__WHAT YOU NEED TO DO__: In the listing below, count each line containing "Convective" and answer with the count only.

━━ LISTED RECORDS

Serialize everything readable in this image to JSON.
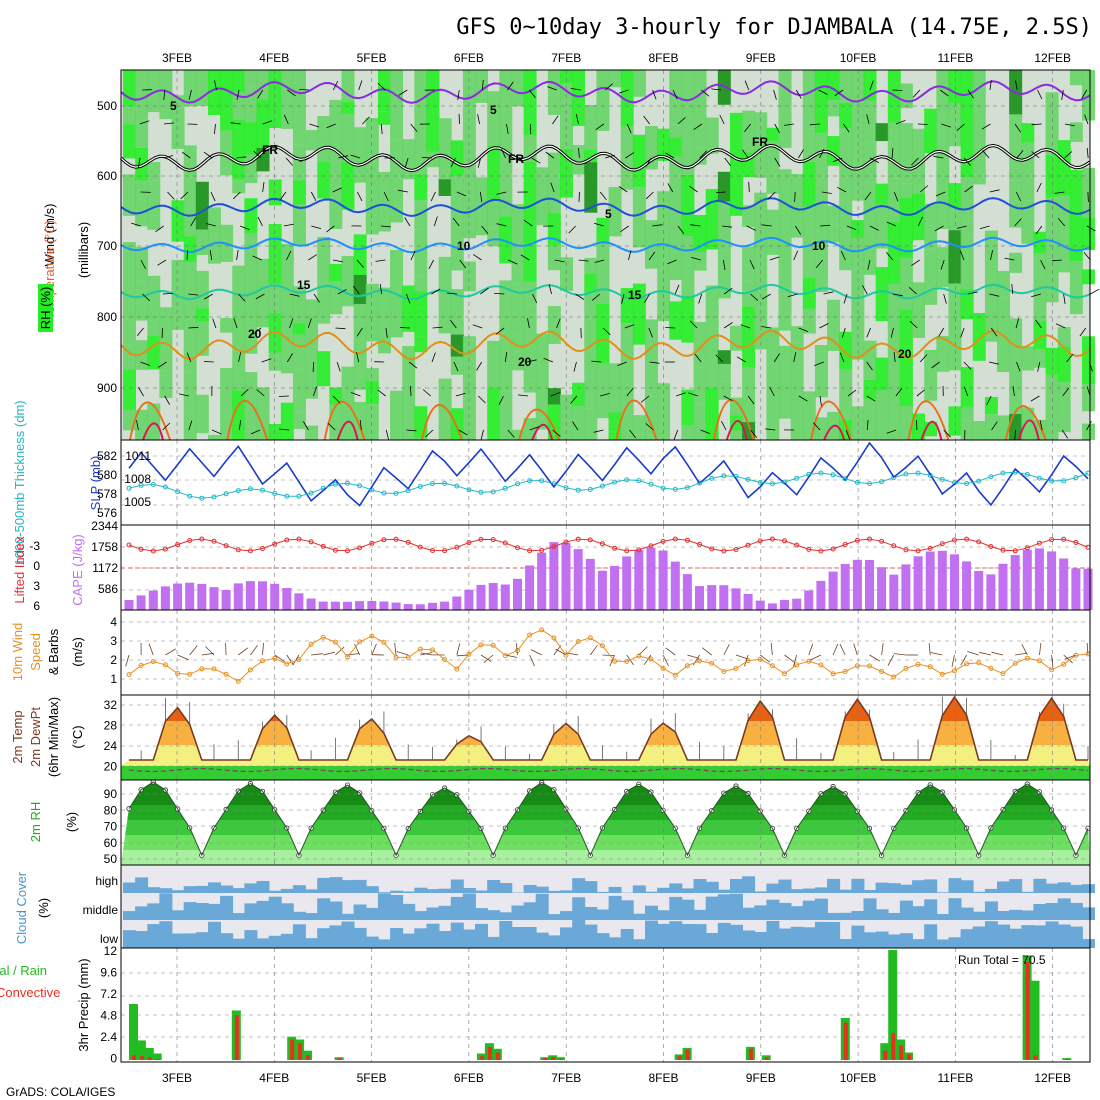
{
  "title": "GFS 0~10day 3-hourly for DJAMBALA (14.75E, 2.5S)",
  "credit": "GrADS: COLA/IGES",
  "dates": [
    "3FEB",
    "4FEB",
    "5FEB",
    "6FEB",
    "7FEB",
    "8FEB",
    "9FEB",
    "10FEB",
    "11FEB",
    "12FEB"
  ],
  "colors": {
    "rh_light": "#d4dfd4",
    "rh_mid": "#66d466",
    "rh_bright": "#22ee22",
    "rh_dark": "#159015",
    "wind5": "#8a2be2",
    "freezing": "#000000",
    "t5": "#1e50d8",
    "t10": "#1e90ff",
    "t15": "#20c8a0",
    "t20": "#e09018",
    "t25": "#e8701a",
    "t30": "#e0105a",
    "slp": "#1a3cc8",
    "thickness": "#20b8c8",
    "li": "#e03030",
    "cape": "#c070f0",
    "wind10m": "#e89020",
    "temp_line": "#7a3a20",
    "dew_line": "#804060",
    "rain_total": "#22bb22",
    "rain_conv": "#e83020",
    "cloud": "#6aa8d8",
    "cloud_bg": "#e8e8ee"
  },
  "panels": {
    "upper": {
      "ylabel": "(millibars)",
      "label_rh": "RH (%)",
      "label_temp": "Temperature (°C)",
      "label_wind": "Wind (m/s)",
      "yticks": [
        "500",
        "600",
        "700",
        "800",
        "900"
      ],
      "contour_labels": [
        "5",
        "5",
        "FR",
        "FR",
        "FR",
        "5",
        "10",
        "10",
        "15",
        "15",
        "20",
        "20",
        "20"
      ]
    },
    "slp": {
      "label_left": "1000-500mb Thickness (dm)",
      "label_right": "SLP (mb)",
      "left_ticks": [
        "582",
        "580",
        "578",
        "576"
      ],
      "right_ticks": [
        "1011",
        "1008",
        "1005"
      ]
    },
    "cape": {
      "label_left": "Lifted Index",
      "label_right": "CAPE (J/kg)",
      "left_ticks": [
        "-3",
        "0",
        "3",
        "6"
      ],
      "right_ticks": [
        "2344",
        "1758",
        "1172",
        "586"
      ]
    },
    "wind10": {
      "label1": "10m Wind",
      "label2": "Speed",
      "label3": "& Barbs",
      "unit": "(m/s)",
      "yticks": [
        "4",
        "3",
        "2",
        "1"
      ]
    },
    "temp2m": {
      "label1": "2m Temp",
      "label2": "2m DewPt",
      "label3": "(6hr Min/Max)",
      "unit": "(°C)",
      "yticks": [
        "32",
        "28",
        "24",
        "20"
      ]
    },
    "rh2m": {
      "label": "2m RH",
      "unit": "(%)",
      "yticks": [
        "90",
        "80",
        "70",
        "60",
        "50"
      ]
    },
    "cloud": {
      "label": "Cloud Cover",
      "unit": "(%)",
      "rows": [
        "high",
        "middle",
        "low"
      ]
    },
    "precip": {
      "label_left1": "Total / Rain",
      "label_left2": "Convective",
      "label_axis": "3hr Precip (mm)",
      "yticks": [
        "12",
        "9.6",
        "7.2",
        "4.8",
        "2.4",
        "0"
      ],
      "run_total": "Run Total = 70.5"
    }
  },
  "chart_data": [
    {
      "type": "line",
      "title": "SLP (mb)",
      "x": [
        "3FEB",
        "4FEB",
        "5FEB",
        "6FEB",
        "7FEB",
        "8FEB",
        "9FEB",
        "10FEB",
        "11FEB",
        "12FEB"
      ],
      "series": [
        {
          "name": "SLP (mb)",
          "values": [
            1009.5,
            1010.5,
            1006,
            1010.5,
            1009,
            1010.8,
            1007,
            1011,
            1006.5,
            1010
          ]
        },
        {
          "name": "1000-500mb Thickness (dm)",
          "values": [
            577,
            576,
            577,
            577,
            577.5,
            577.5,
            578.5,
            578.5,
            578.5,
            579
          ]
        }
      ]
    },
    {
      "type": "bar",
      "title": "CAPE (J/kg)",
      "x": [
        "3FEB",
        "4FEB",
        "5FEB",
        "6FEB",
        "7FEB",
        "8FEB",
        "9FEB",
        "10FEB",
        "11FEB",
        "12FEB"
      ],
      "series": [
        {
          "name": "CAPE (J/kg)",
          "values": [
            500,
            1000,
            250,
            250,
            1900,
            1700,
            150,
            1700,
            1600,
            1800
          ]
        },
        {
          "name": "Lifted Index",
          "values": [
            -2,
            -2,
            -2,
            -2,
            -3,
            -3,
            -2,
            -2,
            -3,
            -3
          ]
        }
      ]
    },
    {
      "type": "line",
      "title": "10m Wind Speed (m/s)",
      "x": [
        "3FEB",
        "4FEB",
        "5FEB",
        "6FEB",
        "7FEB",
        "8FEB",
        "9FEB",
        "10FEB",
        "11FEB",
        "12FEB"
      ],
      "values": [
        2.2,
        1.5,
        3.8,
        2.5,
        4.0,
        2.0,
        2.2,
        1.8,
        2.0,
        2.5
      ]
    },
    {
      "type": "area",
      "title": "2m Temp (°C)",
      "x": [
        "3FEB",
        "4FEB",
        "5FEB",
        "6FEB",
        "7FEB",
        "8FEB",
        "9FEB",
        "10FEB",
        "11FEB",
        "12FEB"
      ],
      "series": [
        {
          "name": "2m Temp",
          "values": [
            31,
            28,
            29,
            24.5,
            27,
            27,
            31,
            31,
            31.5,
            31
          ]
        },
        {
          "name": "2m DewPt",
          "values": [
            19.5,
            19.5,
            19.5,
            19.5,
            19.8,
            19.8,
            19.8,
            19.8,
            20,
            20
          ]
        }
      ]
    },
    {
      "type": "area",
      "title": "2m RH (%)",
      "x": [
        "3FEB",
        "4FEB",
        "5FEB",
        "6FEB",
        "7FEB",
        "8FEB",
        "9FEB",
        "10FEB",
        "11FEB",
        "12FEB"
      ],
      "values": [
        93,
        92,
        91,
        89,
        93,
        91,
        90,
        90,
        92,
        91
      ]
    },
    {
      "type": "bar",
      "title": "3hr Precip (mm)",
      "x": [
        "3FEB",
        "4FEB",
        "5FEB",
        "6FEB",
        "7FEB",
        "8FEB",
        "9FEB",
        "10FEB",
        "11FEB",
        "12FEB"
      ],
      "series": [
        {
          "name": "Total / Rain",
          "values": [
            6.0,
            5.3,
            2.5,
            0.3,
            2.0,
            0.6,
            1.3,
            1.4,
            11.8,
            11.2
          ]
        },
        {
          "name": "Convective",
          "values": [
            0.5,
            4.5,
            2.2,
            0.1,
            1.5,
            0.3,
            1.2,
            1.2,
            3.0,
            10.5
          ]
        }
      ],
      "ylim": [
        0,
        12
      ]
    }
  ]
}
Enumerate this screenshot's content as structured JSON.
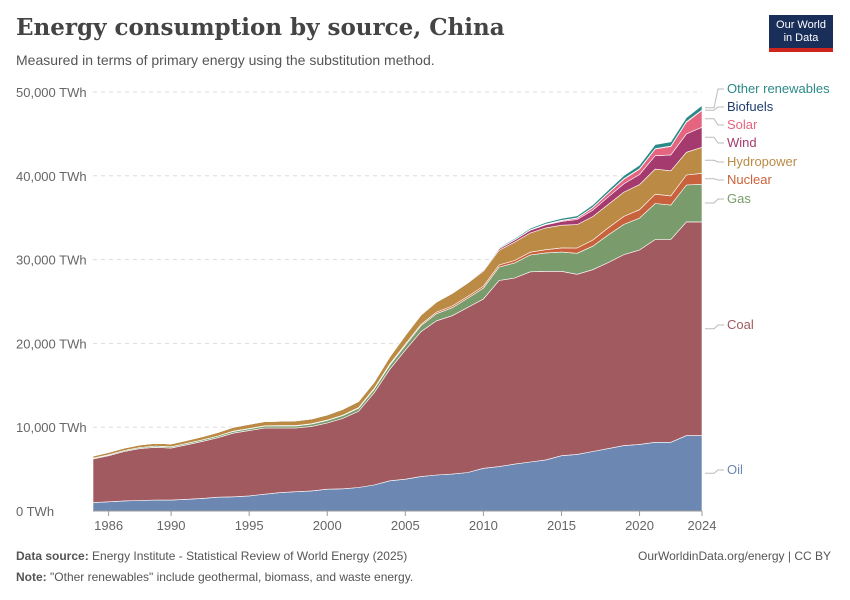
{
  "header": {
    "title": "Energy consumption by source, China",
    "subtitle": "Measured in terms of primary energy using the substitution method.",
    "logo_line1": "Our World",
    "logo_line2": "in Data"
  },
  "footer": {
    "source_label": "Data source:",
    "source_text": "Energy Institute - Statistical Review of World Energy (2025)",
    "note_label": "Note:",
    "note_text": "\"Other renewables\" include geothermal, biomass, and waste energy.",
    "attribution": "OurWorldinData.org/energy | CC BY"
  },
  "chart_data": {
    "type": "area",
    "stacked": true,
    "ylim": [
      0,
      50000
    ],
    "xlim": [
      1985,
      2024
    ],
    "y_ticks": [
      0,
      10000,
      20000,
      30000,
      40000,
      50000
    ],
    "y_tick_labels": [
      "0 TWh",
      "10,000 TWh",
      "20,000 TWh",
      "30,000 TWh",
      "40,000 TWh",
      "50,000 TWh"
    ],
    "x_ticks": [
      1986,
      1990,
      1995,
      2000,
      2005,
      2010,
      2015,
      2020,
      2024
    ],
    "x_tick_labels": [
      "1986",
      "1990",
      "1995",
      "2000",
      "2005",
      "2010",
      "2015",
      "2020",
      "2024"
    ],
    "grid": "horizontal dashed",
    "years": [
      1985,
      1986,
      1987,
      1988,
      1989,
      1990,
      1991,
      1992,
      1993,
      1994,
      1995,
      1996,
      1997,
      1998,
      1999,
      2000,
      2001,
      2002,
      2003,
      2004,
      2005,
      2006,
      2007,
      2008,
      2009,
      2010,
      2011,
      2012,
      2013,
      2014,
      2015,
      2016,
      2017,
      2018,
      2019,
      2020,
      2021,
      2022,
      2023,
      2024
    ],
    "series": [
      {
        "name": "Oil",
        "color": "#6d87b3",
        "values": [
          1000,
          1100,
          1200,
          1250,
          1300,
          1300,
          1400,
          1500,
          1650,
          1700,
          1800,
          2000,
          2200,
          2300,
          2400,
          2600,
          2650,
          2800,
          3100,
          3600,
          3800,
          4100,
          4300,
          4400,
          4600,
          5100,
          5300,
          5600,
          5850,
          6100,
          6600,
          6750,
          7100,
          7450,
          7800,
          7950,
          8200,
          8200,
          9000,
          9000
        ]
      },
      {
        "name": "Coal",
        "color": "#a25a61",
        "values": [
          5200,
          5500,
          5900,
          6200,
          6300,
          6200,
          6500,
          6800,
          7100,
          7600,
          7800,
          7900,
          7700,
          7600,
          7700,
          7900,
          8400,
          9100,
          11000,
          13300,
          15400,
          17300,
          18400,
          18900,
          19700,
          20200,
          22200,
          22200,
          22700,
          22500,
          22000,
          21500,
          21700,
          22200,
          22800,
          23200,
          24200,
          24200,
          25500,
          25500
        ]
      },
      {
        "name": "Gas",
        "color": "#7a9c6c",
        "values": [
          100,
          110,
          120,
          130,
          150,
          160,
          170,
          180,
          190,
          200,
          210,
          230,
          260,
          260,
          270,
          300,
          340,
          370,
          420,
          490,
          560,
          700,
          850,
          960,
          1100,
          1300,
          1600,
          1800,
          2000,
          2200,
          2300,
          2500,
          2800,
          3300,
          3600,
          3800,
          4300,
          4100,
          4400,
          4500
        ]
      },
      {
        "name": "Nuclear",
        "color": "#c8623c",
        "values": [
          0,
          0,
          0,
          0,
          0,
          0,
          0,
          10,
          10,
          40,
          40,
          40,
          40,
          40,
          50,
          50,
          50,
          60,
          100,
          130,
          150,
          160,
          180,
          200,
          210,
          220,
          260,
          290,
          330,
          380,
          500,
          630,
          730,
          840,
          950,
          1000,
          1100,
          1100,
          1200,
          1300
        ]
      },
      {
        "name": "Hydropower",
        "color": "#bb8a45",
        "values": [
          250,
          270,
          290,
          310,
          330,
          350,
          360,
          380,
          420,
          460,
          500,
          500,
          520,
          560,
          560,
          600,
          700,
          740,
          740,
          860,
          1050,
          1100,
          1200,
          1500,
          1600,
          1800,
          1750,
          2200,
          2300,
          2600,
          2700,
          2800,
          2800,
          2800,
          2900,
          3000,
          3000,
          3000,
          2700,
          3100
        ]
      },
      {
        "name": "Wind",
        "color": "#a53a6e",
        "values": [
          0,
          0,
          0,
          0,
          0,
          0,
          0,
          0,
          0,
          0,
          0,
          0,
          0,
          0,
          0,
          0,
          0,
          0,
          0,
          0,
          0,
          10,
          30,
          50,
          80,
          120,
          190,
          250,
          330,
          370,
          450,
          600,
          760,
          900,
          1000,
          1200,
          1600,
          1900,
          2200,
          2400
        ]
      },
      {
        "name": "Solar",
        "color": "#e5647f",
        "values": [
          0,
          0,
          0,
          0,
          0,
          0,
          0,
          0,
          0,
          0,
          0,
          0,
          0,
          0,
          0,
          0,
          0,
          0,
          0,
          0,
          0,
          0,
          0,
          0,
          0,
          0,
          0,
          10,
          20,
          60,
          100,
          160,
          300,
          440,
          560,
          650,
          800,
          1000,
          1400,
          2000
        ]
      },
      {
        "name": "Biofuels",
        "color": "#1e3b6d",
        "values": [
          0,
          0,
          0,
          0,
          0,
          0,
          0,
          0,
          0,
          0,
          0,
          0,
          0,
          0,
          0,
          0,
          10,
          10,
          10,
          10,
          20,
          20,
          20,
          30,
          30,
          30,
          30,
          30,
          30,
          30,
          40,
          40,
          40,
          40,
          40,
          50,
          50,
          50,
          50,
          50
        ]
      },
      {
        "name": "Other renewables",
        "color": "#2b8a87",
        "values": [
          0,
          0,
          0,
          0,
          0,
          0,
          0,
          0,
          0,
          0,
          0,
          0,
          0,
          0,
          0,
          0,
          0,
          0,
          0,
          10,
          20,
          20,
          30,
          40,
          60,
          80,
          100,
          130,
          160,
          190,
          220,
          250,
          300,
          330,
          380,
          420,
          470,
          500,
          500,
          550
        ]
      }
    ]
  }
}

━━━━

__SOLUTION TO THE PROBLEM__: 2